━━━━━ Given records ━━━━━

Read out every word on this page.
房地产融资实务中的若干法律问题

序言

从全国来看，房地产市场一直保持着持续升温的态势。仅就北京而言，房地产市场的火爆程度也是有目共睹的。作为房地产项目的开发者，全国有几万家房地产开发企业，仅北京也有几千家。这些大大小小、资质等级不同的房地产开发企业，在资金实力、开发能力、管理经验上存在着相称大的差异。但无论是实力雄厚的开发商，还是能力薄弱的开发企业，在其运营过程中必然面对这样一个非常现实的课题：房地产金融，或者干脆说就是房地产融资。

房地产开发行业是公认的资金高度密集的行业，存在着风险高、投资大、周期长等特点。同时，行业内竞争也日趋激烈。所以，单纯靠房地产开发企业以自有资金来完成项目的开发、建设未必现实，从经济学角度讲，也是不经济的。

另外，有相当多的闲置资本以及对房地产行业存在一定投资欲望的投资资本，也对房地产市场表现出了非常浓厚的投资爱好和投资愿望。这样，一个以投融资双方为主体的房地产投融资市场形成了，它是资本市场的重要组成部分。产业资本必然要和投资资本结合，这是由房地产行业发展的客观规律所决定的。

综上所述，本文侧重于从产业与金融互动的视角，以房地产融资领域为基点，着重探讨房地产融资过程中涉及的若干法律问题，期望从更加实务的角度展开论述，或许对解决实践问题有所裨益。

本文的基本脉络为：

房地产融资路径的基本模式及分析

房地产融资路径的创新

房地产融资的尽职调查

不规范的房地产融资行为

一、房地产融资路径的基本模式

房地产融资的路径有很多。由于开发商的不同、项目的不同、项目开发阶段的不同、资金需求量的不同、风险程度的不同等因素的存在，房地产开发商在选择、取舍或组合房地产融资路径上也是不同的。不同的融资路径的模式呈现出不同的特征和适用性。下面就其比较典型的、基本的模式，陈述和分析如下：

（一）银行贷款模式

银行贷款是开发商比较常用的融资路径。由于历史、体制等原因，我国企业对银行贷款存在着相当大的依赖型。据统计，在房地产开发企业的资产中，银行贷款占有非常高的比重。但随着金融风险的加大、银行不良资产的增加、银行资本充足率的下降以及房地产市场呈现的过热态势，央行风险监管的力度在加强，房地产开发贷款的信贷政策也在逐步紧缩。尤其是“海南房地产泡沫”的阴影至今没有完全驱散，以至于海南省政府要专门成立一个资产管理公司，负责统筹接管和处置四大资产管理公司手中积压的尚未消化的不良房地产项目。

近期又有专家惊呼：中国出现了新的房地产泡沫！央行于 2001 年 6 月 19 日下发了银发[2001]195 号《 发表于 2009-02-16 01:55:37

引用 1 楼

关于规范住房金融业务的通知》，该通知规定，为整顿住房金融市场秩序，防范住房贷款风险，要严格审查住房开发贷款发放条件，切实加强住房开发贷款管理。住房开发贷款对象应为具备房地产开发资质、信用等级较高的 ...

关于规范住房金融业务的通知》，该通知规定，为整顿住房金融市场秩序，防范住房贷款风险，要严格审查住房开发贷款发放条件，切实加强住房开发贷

━━━━━

# [Exercise requirements]
Exactly as written above, please repeat the entries.

# [Result of this exercise]
Read out every word on this page.
房地产融资实务中的若干法律问题

序言

从全国来看，房地产市场一直保持着持续升温的态势。仅就北京而言，房地产市场的火爆程度也是有目共睹的。作为房地产项目的开发者，全国有几万家房地产开发企业，仅北京也有几千家。这些大大小小、资质等级不同的房地产开发企业，在资金实力、开发能力、管理经验上存在着相称大的差异。但无论是实力雄厚的开发商，还是能力薄弱的开发企业，在其运营过程中必然面对这样一个非常现实的课题：房地产金融，或者干脆说就是房地产融资。

房地产开发行业是公认的资金高度密集的行业，存在着风险高、投资大、周期长等特点。同时，行业内竞争也日趋激烈。所以，单纯靠房地产开发企业以自有资金来完成项目的开发、建设未必现实，从经济学角度讲，也是不经济的。

另外，有相当多的闲置资本以及对房地产行业存在一定投资欲望的投资资本，也对房地产市场表现出了非常浓厚的投资爱好和投资愿望。这样，一个以投融资双方为主体的房地产投融资市场形成了，它是资本市场的重要组成部分。产业资本必然要和投资资本结合，这是由房地产行业发展的客观规律所决定的。

综上所述，本文侧重于从产业与金融互动的视角，以房地产融资领域为基点，着重探讨房地产融资过程中涉及的若干法律问题，期望从更加实务的角度展开论述，或许对解决实践问题有所裨益。

本文的基本脉络为：

房地产融资路径的基本模式及分析

房地产融资路径的创新

房地产融资的尽职调查

不规范的房地产融资行为

一、房地产融资路径的基本模式

房地产融资的路径有很多。由于开发商的不同、项目的不同、项目开发阶段的不同、资金需求量的不同、风险程度的不同等因素的存在，房地产开发商在选择、取舍或组合房地产融资路径上也是不同的。不同的融资路径的模式呈现出不同的特征和适用性。下面就其比较典型的、基本的模式，陈述和分析如下：

（一）银行贷款模式

银行贷款是开发商比较常用的融资路径。由于历史、体制等原因，我国企业对银行贷款存在着相当大的依赖型。据统计，在房地产开发企业的资产中，银行贷款占有非常高的比重。但随着金融风险的加大、银行不良资产的增加、银行资本充足率的下降以及房地产市场呈现的过热态势，央行风险监管的力度在加强，房地产开发贷款的信贷政策也在逐步紧缩。尤其是“海南房地产泡沫”的阴影至今没有完全驱散，以至于海南省政府要专门成立一个资产管理公司，负责统筹接管和处置四大资产管理公司手中积压的尚未消化的不良房地产项目。

近期又有专家惊呼：中国出现了新的房地产泡沫！央行于 2001 年 6 月 19 日下发了银发[2001]195 号《 发表于 2009-02-16 01:55:37

引用 1 楼

关于规范住房金融业务的通知》，该通知规定，为整顿住房金融市场秩序，防范住房贷款风险，要严格审查住房开发贷款发放条件，切实加强住房开发贷款管理。住房开发贷款对象应为具备房地产开发资质、信用等级较高的 ...

关于规范住房金融业务的通知》，该通知规定，为整顿住房金融市场秩序，防范住房贷款风险，要严格审查住房开发贷款发放条件，切实加强住房开发贷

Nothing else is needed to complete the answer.